[Start STORED DATA]
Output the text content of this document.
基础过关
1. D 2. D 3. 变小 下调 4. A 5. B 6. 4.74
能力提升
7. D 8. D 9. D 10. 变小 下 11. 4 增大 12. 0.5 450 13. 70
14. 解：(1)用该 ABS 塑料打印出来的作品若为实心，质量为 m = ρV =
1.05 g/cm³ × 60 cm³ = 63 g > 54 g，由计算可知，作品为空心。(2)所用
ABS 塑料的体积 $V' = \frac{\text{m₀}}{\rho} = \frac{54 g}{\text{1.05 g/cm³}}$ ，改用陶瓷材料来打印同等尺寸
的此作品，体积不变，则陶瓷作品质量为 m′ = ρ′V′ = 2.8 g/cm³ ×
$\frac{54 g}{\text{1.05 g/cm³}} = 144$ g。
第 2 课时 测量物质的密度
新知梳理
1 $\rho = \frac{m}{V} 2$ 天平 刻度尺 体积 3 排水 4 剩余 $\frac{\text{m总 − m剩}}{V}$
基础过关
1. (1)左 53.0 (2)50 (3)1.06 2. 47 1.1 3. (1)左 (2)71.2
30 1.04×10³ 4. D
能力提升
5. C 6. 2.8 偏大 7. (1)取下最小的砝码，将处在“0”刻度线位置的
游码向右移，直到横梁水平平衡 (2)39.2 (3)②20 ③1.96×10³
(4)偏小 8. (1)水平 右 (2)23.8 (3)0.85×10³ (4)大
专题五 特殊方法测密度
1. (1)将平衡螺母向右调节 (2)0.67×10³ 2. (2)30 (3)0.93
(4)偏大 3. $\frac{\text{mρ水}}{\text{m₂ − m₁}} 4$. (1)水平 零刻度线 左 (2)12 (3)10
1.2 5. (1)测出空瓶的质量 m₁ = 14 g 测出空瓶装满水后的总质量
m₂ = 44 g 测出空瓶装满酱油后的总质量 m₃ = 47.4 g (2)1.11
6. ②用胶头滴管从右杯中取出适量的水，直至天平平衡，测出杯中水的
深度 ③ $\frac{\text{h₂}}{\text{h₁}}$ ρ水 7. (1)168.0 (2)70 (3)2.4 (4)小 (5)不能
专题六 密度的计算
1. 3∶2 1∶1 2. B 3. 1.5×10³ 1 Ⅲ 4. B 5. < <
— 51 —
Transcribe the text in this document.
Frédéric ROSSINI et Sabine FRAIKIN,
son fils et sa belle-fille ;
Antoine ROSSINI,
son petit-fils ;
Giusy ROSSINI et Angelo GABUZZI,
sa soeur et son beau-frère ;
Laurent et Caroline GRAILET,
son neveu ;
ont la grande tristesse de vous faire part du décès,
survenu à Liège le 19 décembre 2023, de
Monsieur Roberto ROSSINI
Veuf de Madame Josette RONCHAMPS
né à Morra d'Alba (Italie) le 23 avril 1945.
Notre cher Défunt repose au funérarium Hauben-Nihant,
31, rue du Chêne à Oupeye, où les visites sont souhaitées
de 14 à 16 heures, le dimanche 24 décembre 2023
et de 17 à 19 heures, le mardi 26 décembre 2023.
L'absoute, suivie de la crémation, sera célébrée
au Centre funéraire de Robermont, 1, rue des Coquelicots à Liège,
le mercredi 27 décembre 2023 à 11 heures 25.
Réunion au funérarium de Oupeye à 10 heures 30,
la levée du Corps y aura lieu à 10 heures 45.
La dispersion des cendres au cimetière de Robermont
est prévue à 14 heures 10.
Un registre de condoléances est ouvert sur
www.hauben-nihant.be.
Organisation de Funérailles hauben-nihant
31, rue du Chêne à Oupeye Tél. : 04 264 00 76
[End STORED DATA]
Your task is to extract all of the records exactly.

Output the text content of this document.
基础过关
1. D 2. D 3. 变小 下调 4. A 5. B 6. 4.74
能力提升
7. D 8. D 9. D 10. 变小 下 11. 4 增大 12. 0.5 450 13. 70
14. 解：(1)用该 ABS 塑料打印出来的作品若为实心，质量为 m = ρV =
1.05 g/cm³ × 60 cm³ = 63 g > 54 g，由计算可知，作品为空心。(2)所用
ABS 塑料的体积 $V' = \frac{\text{m₀}}{\rho} = \frac{54 g}{\text{1.05 g/cm³}}$ ，改用陶瓷材料来打印同等尺寸
的此作品，体积不变，则陶瓷作品质量为 m′ = ρ′V′ = 2.8 g/cm³ ×
$\frac{54 g}{\text{1.05 g/cm³}} = 144$ g。
第 2 课时 测量物质的密度
新知梳理
1 $\rho = \frac{m}{V} 2$ 天平 刻度尺 体积 3 排水 4 剩余 $\frac{\text{m总 − m剩}}{V}$
基础过关
1. (1)左 53.0 (2)50 (3)1.06 2. 47 1.1 3. (1)左 (2)71.2
30 1.04×10³ 4. D
能力提升
5. C 6. 2.8 偏大 7. (1)取下最小的砝码，将处在“0”刻度线位置的
游码向右移，直到横梁水平平衡 (2)39.2 (3)②20 ③1.96×10³
(4)偏小 8. (1)水平 右 (2)23.8 (3)0.85×10³ (4)大
专题五 特殊方法测密度
1. (1)将平衡螺母向右调节 (2)0.67×10³ 2. (2)30 (3)0.93
(4)偏大 3. $\frac{\text{mρ水}}{\text{m₂ − m₁}} 4$. (1)水平 零刻度线 左 (2)12 (3)10
1.2 5. (1)测出空瓶的质量 m₁ = 14 g 测出空瓶装满水后的总质量
m₂ = 44 g 测出空瓶装满酱油后的总质量 m₃ = 47.4 g (2)1.11
6. ②用胶头滴管从右杯中取出适量的水，直至天平平衡，测出杯中水的
深度 ③ $\frac{\text{h₂}}{\text{h₁}}$ ρ水 7. (1)168.0 (2)70 (3)2.4 (4)小 (5)不能
专题六 密度的计算
1. 3∶2 1∶1 2. B 3. 1.5×10³ 1 Ⅲ 4. B 5. < <
— 51 —
Transcribe the text in this document.
Frédéric ROSSINI et Sabine FRAIKIN,
son fils et sa belle-fille ;
Antoine ROSSINI,
son petit-fils ;
Giusy ROSSINI et Angelo GABUZZI,
sa soeur et son beau-frère ;
Laurent et Caroline GRAILET,
son neveu ;
ont la grande tristesse de vous faire part du décès,
survenu à Liège le 19 décembre 2023, de
Monsieur Roberto ROSSINI
Veuf de Madame Josette RONCHAMPS
né à Morra d'Alba (Italie) le 23 avril 1945.
Notre cher Défunt repose au funérarium Hauben-Nihant,
31, rue du Chêne à Oupeye, où les visites sont souhaitées
de 14 à 16 heures, le dimanche 24 décembre 2023
et de 17 à 19 heures, le mardi 26 décembre 2023.
L'absoute, suivie de la crémation, sera célébrée
au Centre funéraire de Robermont, 1, rue des Coquelicots à Liège,
le mercredi 27 décembre 2023 à 11 heures 25.
Réunion au funérarium de Oupeye à 10 heures 30,
la levée du Corps y aura lieu à 10 heures 45.
La dispersion des cendres au cimetière de Robermont
est prévue à 14 heures 10.
Un registre de condoléances est ouvert sur
www.hauben-nihant.be.
Organisation de Funérailles hauben-nihant
31, rue du Chêne à Oupeye Tél. : 04 264 00 76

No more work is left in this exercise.